> **Data listing**
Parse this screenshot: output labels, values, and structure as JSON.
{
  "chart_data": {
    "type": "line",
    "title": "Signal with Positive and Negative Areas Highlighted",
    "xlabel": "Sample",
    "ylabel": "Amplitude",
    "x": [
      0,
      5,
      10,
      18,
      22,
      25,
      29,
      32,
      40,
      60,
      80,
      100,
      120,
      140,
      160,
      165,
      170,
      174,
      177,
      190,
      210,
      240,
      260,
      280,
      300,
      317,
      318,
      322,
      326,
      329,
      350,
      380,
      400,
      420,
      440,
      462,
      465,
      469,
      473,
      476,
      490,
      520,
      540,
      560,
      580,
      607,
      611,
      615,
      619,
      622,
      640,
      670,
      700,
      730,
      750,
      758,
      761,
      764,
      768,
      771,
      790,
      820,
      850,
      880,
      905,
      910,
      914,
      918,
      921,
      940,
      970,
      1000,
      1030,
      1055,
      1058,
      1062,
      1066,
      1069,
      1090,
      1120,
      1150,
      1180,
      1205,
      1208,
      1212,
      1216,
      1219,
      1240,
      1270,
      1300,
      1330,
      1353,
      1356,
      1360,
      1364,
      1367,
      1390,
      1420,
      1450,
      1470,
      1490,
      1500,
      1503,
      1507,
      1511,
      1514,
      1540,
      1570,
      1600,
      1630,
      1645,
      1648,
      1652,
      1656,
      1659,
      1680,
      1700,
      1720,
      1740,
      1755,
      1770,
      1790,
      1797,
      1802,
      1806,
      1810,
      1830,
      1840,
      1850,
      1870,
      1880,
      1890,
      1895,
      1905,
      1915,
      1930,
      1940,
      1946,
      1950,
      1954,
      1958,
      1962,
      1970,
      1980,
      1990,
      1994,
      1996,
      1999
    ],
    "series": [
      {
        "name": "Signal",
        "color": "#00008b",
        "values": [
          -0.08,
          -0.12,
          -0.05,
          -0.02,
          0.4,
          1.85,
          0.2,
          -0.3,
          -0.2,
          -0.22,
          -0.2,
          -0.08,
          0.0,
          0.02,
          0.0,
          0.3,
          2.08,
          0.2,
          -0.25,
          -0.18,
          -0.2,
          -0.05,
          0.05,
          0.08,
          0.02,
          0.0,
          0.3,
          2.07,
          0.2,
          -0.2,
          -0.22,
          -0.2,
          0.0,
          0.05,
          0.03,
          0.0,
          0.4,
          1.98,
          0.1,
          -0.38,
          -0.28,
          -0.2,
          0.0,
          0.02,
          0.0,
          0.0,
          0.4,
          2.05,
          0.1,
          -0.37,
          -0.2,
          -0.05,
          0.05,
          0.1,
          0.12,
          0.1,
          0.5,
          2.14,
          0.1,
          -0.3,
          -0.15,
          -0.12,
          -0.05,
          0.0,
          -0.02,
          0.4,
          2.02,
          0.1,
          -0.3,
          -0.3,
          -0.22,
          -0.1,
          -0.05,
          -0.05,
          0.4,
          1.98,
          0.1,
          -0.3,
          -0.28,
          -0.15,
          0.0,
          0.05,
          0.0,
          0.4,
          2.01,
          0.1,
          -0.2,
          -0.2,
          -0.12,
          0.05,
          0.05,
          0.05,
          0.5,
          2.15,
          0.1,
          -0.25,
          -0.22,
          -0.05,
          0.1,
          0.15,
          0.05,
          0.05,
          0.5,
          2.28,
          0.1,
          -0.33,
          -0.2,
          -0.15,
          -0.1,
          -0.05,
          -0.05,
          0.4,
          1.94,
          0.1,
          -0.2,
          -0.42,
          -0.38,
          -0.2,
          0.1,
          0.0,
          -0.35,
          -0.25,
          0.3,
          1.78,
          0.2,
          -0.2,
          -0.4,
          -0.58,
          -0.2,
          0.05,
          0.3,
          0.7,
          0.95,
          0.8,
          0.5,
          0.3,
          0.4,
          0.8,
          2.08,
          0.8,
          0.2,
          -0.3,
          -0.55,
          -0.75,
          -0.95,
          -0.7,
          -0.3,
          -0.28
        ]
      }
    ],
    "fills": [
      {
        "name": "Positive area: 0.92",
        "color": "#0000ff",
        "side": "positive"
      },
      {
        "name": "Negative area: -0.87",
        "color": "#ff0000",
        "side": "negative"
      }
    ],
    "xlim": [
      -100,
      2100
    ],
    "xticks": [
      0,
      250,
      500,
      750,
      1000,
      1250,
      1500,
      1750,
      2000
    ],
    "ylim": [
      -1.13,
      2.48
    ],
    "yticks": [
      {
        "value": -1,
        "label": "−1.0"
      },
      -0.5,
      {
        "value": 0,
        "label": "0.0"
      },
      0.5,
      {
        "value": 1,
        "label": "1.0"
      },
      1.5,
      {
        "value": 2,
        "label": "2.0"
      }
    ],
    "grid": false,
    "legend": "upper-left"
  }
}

> **Requirements**
What is the number of lines in the data above that include the word "name"? Answer with that number only.

> **Solution to this problem**
3